**SET EXERCISE**: Each line below must be set down exactly; omit any image you find.

**GIVEN RECORDS**:
━━━━━━━━━━
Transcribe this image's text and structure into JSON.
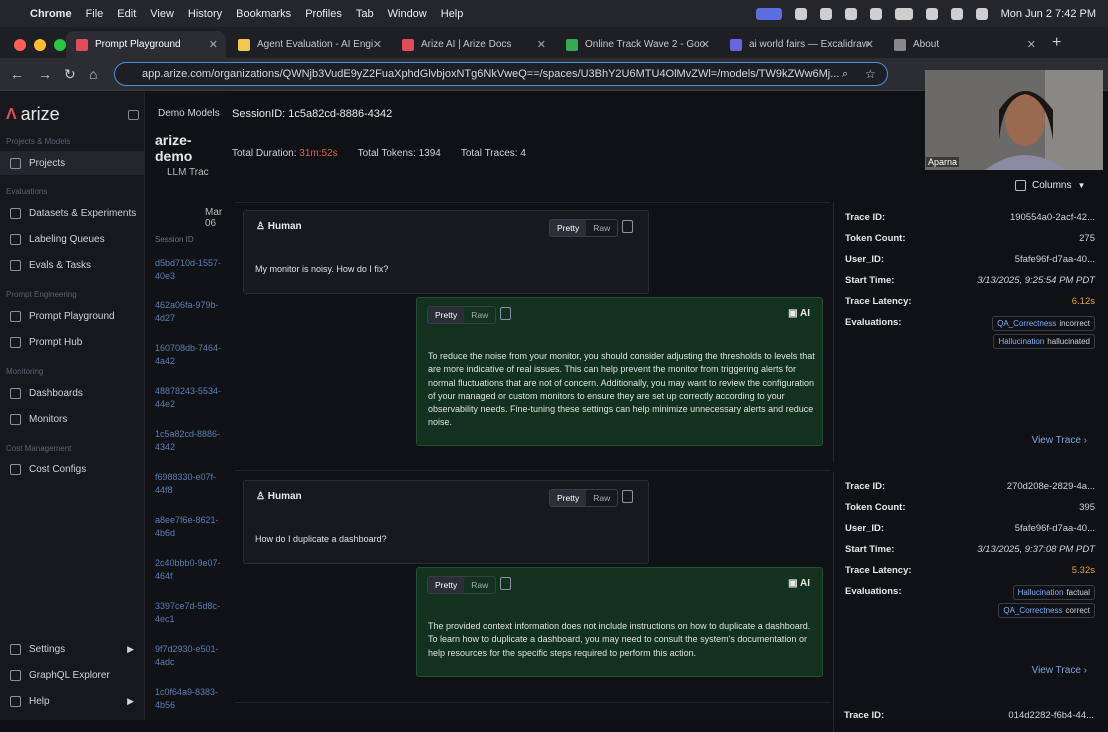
{
  "macos": {
    "app": "Chrome",
    "menus": [
      "File",
      "Edit",
      "View",
      "History",
      "Bookmarks",
      "Profiles",
      "Tab",
      "Window",
      "Help"
    ],
    "clock": "Mon Jun 2  7:42 PM"
  },
  "tabs": [
    {
      "label": "Prompt Playground",
      "active": true,
      "color": "#e04d5a"
    },
    {
      "label": "Agent Evaluation - AI Engi",
      "active": false,
      "color": "#f2c94c"
    },
    {
      "label": "Arize AI | Arize Docs",
      "active": false,
      "color": "#e04d5a"
    },
    {
      "label": "Online Track Wave 2 - Goo",
      "active": false,
      "color": "#34a853"
    },
    {
      "label": "ai world fairs — Excalidraw",
      "active": false,
      "color": "#6965db"
    },
    {
      "label": "About",
      "active": false,
      "color": "#888888"
    }
  ],
  "address": {
    "url": "app.arize.com/organizations/QWNjb3VudE9yZ2FuaXphdGlvbjoxNTg6NkVweQ==/spaces/U3BhY2U6MTU4OlMvZWl=/models/TW9kZWw6Mj..."
  },
  "sidebar": {
    "brand": "arize",
    "sections": {
      "projects": "Projects & Models",
      "evaluations": "Evaluations",
      "prompt": "Prompt Engineering",
      "monitoring": "Monitoring",
      "cost": "Cost Management"
    },
    "items": {
      "projects": "Projects",
      "datasets": "Datasets & Experiments",
      "labeling": "Labeling Queues",
      "evals": "Evals & Tasks",
      "playground": "Prompt Playground",
      "hub": "Prompt Hub",
      "dashboards": "Dashboards",
      "monitors": "Monitors",
      "cost": "Cost Configs",
      "settings": "Settings",
      "graphql": "GraphQL Explorer",
      "help": "Help"
    }
  },
  "col2": {
    "demo": "Demo Models",
    "title": "arize-demo",
    "llm": "LLM Trac",
    "date": "Mar 06",
    "session_hdr": "Session ID",
    "ids": [
      "d5bd710d-1557-40e3",
      "462a06fa-979b-4d27",
      "160708db-7464-4a42",
      "48878243-5534-44e2",
      "1c5a82cd-8886-4342",
      "f6988330-e07f-44f8",
      "a8ee7f6e-8621-4b6d",
      "2c40bbb0-9e07-464f",
      "3397ce7d-5d8c-4ec1",
      "9f7d2930-e501-4adc",
      "1c0f64a9-8383-4b56"
    ]
  },
  "session": {
    "title": "SessionID: 1c5a82cd-8886-4342",
    "duration_label": "Total Duration:",
    "duration": "31m:52s",
    "tokens_label": "Total Tokens:",
    "tokens": "1394",
    "traces_label": "Total Traces:",
    "traces": "4",
    "columns": "Columns"
  },
  "toggle": {
    "pretty": "Pretty",
    "raw": "Raw"
  },
  "roles": {
    "human": "Human",
    "ai": "AI"
  },
  "conversations": [
    {
      "human": "My monitor is noisy. How do I fix?",
      "ai": "To reduce the noise from your monitor, you should consider adjusting the thresholds to levels that are more indicative of real issues. This can help prevent the monitor from triggering alerts for normal fluctuations that are not of concern. Additionally, you may want to review the configuration of your managed or custom monitors to ensure they are set up correctly according to your observability needs. Fine-tuning these settings can help minimize unnecessary alerts and reduce noise.",
      "trace_id": "190554a0-2acf-42...",
      "token_count": "275",
      "user_id": "5fafe96f-d7aa-40...",
      "start_time": "3/13/2025, 9:25:54 PM PDT",
      "latency": "6.12s",
      "evals": [
        {
          "name": "QA_Correctness",
          "value": "incorrect"
        },
        {
          "name": "Hallucination",
          "value": "hallucinated"
        }
      ]
    },
    {
      "human": "How do I duplicate a dashboard?",
      "ai": "The provided context information does not include instructions on how to duplicate a dashboard. To learn how to duplicate a dashboard, you may need to consult the system's documentation or help resources for the specific steps required to perform this action.",
      "trace_id": "270d208e-2829-4a...",
      "token_count": "395",
      "user_id": "5fafe96f-d7aa-40...",
      "start_time": "3/13/2025, 9:37:08 PM PDT",
      "latency": "5.32s",
      "evals": [
        {
          "name": "Hallucination",
          "value": "factual"
        },
        {
          "name": "QA_Correctness",
          "value": "correct"
        }
      ]
    }
  ],
  "next_trace_id": "014d2282-f6b4-44...",
  "labels": {
    "trace_id": "Trace ID:",
    "token_count": "Token Count:",
    "user_id": "User_ID:",
    "start_time": "Start Time:",
    "latency": "Trace Latency:",
    "evaluations": "Evaluations:",
    "view_trace": "View Trace"
  },
  "video": {
    "name": "Aparna"
  }
}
━━━━━━━━━━
**RESPONSE FOR THIS EXERCISE**:
Transcribe this image's text and structure into JSON.
{
  "macos": {
    "app": "Chrome",
    "menus": [
      "File",
      "Edit",
      "View",
      "History",
      "Bookmarks",
      "Profiles",
      "Tab",
      "Window",
      "Help"
    ],
    "clock": "Mon Jun 2  7:42 PM"
  },
  "tabs": [
    {
      "label": "Prompt Playground",
      "active": true,
      "color": "#e04d5a"
    },
    {
      "label": "Agent Evaluation - AI Engi",
      "active": false,
      "color": "#f2c94c"
    },
    {
      "label": "Arize AI | Arize Docs",
      "active": false,
      "color": "#e04d5a"
    },
    {
      "label": "Online Track Wave 2 - Goo",
      "active": false,
      "color": "#34a853"
    },
    {
      "label": "ai world fairs — Excalidraw",
      "active": false,
      "color": "#6965db"
    },
    {
      "label": "About",
      "active": false,
      "color": "#888888"
    }
  ],
  "address": {
    "url": "app.arize.com/organizations/QWNjb3VudE9yZ2FuaXphdGlvbjoxNTg6NkVweQ==/spaces/U3BhY2U6MTU4OlMvZWl=/models/TW9kZWw6Mj..."
  },
  "sidebar": {
    "brand": "arize",
    "sections": {
      "projects": "Projects & Models",
      "evaluations": "Evaluations",
      "prompt": "Prompt Engineering",
      "monitoring": "Monitoring",
      "cost": "Cost Management"
    },
    "items": {
      "projects": "Projects",
      "datasets": "Datasets & Experiments",
      "labeling": "Labeling Queues",
      "evals": "Evals & Tasks",
      "playground": "Prompt Playground",
      "hub": "Prompt Hub",
      "dashboards": "Dashboards",
      "monitors": "Monitors",
      "cost": "Cost Configs",
      "settings": "Settings",
      "graphql": "GraphQL Explorer",
      "help": "Help"
    }
  },
  "col2": {
    "demo": "Demo Models",
    "title": "arize-demo",
    "llm": "LLM Trac",
    "date": "Mar 06",
    "session_hdr": "Session ID",
    "ids": [
      "d5bd710d-1557-40e3",
      "462a06fa-979b-4d27",
      "160708db-7464-4a42",
      "48878243-5534-44e2",
      "1c5a82cd-8886-4342",
      "f6988330-e07f-44f8",
      "a8ee7f6e-8621-4b6d",
      "2c40bbb0-9e07-464f",
      "3397ce7d-5d8c-4ec1",
      "9f7d2930-e501-4adc",
      "1c0f64a9-8383-4b56"
    ]
  },
  "session": {
    "title": "SessionID: 1c5a82cd-8886-4342",
    "duration_label": "Total Duration:",
    "duration": "31m:52s",
    "tokens_label": "Total Tokens:",
    "tokens": "1394",
    "traces_label": "Total Traces:",
    "traces": "4",
    "columns": "Columns"
  },
  "toggle": {
    "pretty": "Pretty",
    "raw": "Raw"
  },
  "roles": {
    "human": "Human",
    "ai": "AI"
  },
  "conversations": [
    {
      "human": "My monitor is noisy. How do I fix?",
      "ai": "To reduce the noise from your monitor, you should consider adjusting the thresholds to levels that are more indicative of real issues. This can help prevent the monitor from triggering alerts for normal fluctuations that are not of concern. Additionally, you may want to review the configuration of your managed or custom monitors to ensure they are set up correctly according to your observability needs. Fine-tuning these settings can help minimize unnecessary alerts and reduce noise.",
      "trace_id": "190554a0-2acf-42...",
      "token_count": "275",
      "user_id": "5fafe96f-d7aa-40...",
      "start_time": "3/13/2025, 9:25:54 PM PDT",
      "latency": "6.12s",
      "evals": [
        {
          "name": "QA_Correctness",
          "value": "incorrect"
        },
        {
          "name": "Hallucination",
          "value": "hallucinated"
        }
      ]
    },
    {
      "human": "How do I duplicate a dashboard?",
      "ai": "The provided context information does not include instructions on how to duplicate a dashboard. To learn how to duplicate a dashboard, you may need to consult the system's documentation or help resources for the specific steps required to perform this action.",
      "trace_id": "270d208e-2829-4a...",
      "token_count": "395",
      "user_id": "5fafe96f-d7aa-40...",
      "start_time": "3/13/2025, 9:37:08 PM PDT",
      "latency": "5.32s",
      "evals": [
        {
          "name": "Hallucination",
          "value": "factual"
        },
        {
          "name": "QA_Correctness",
          "value": "correct"
        }
      ]
    }
  ],
  "next_trace_id": "014d2282-f6b4-44...",
  "labels": {
    "trace_id": "Trace ID:",
    "token_count": "Token Count:",
    "user_id": "User_ID:",
    "start_time": "Start Time:",
    "latency": "Trace Latency:",
    "evaluations": "Evaluations:",
    "view_trace": "View Trace"
  },
  "video": {
    "name": "Aparna"
  }
}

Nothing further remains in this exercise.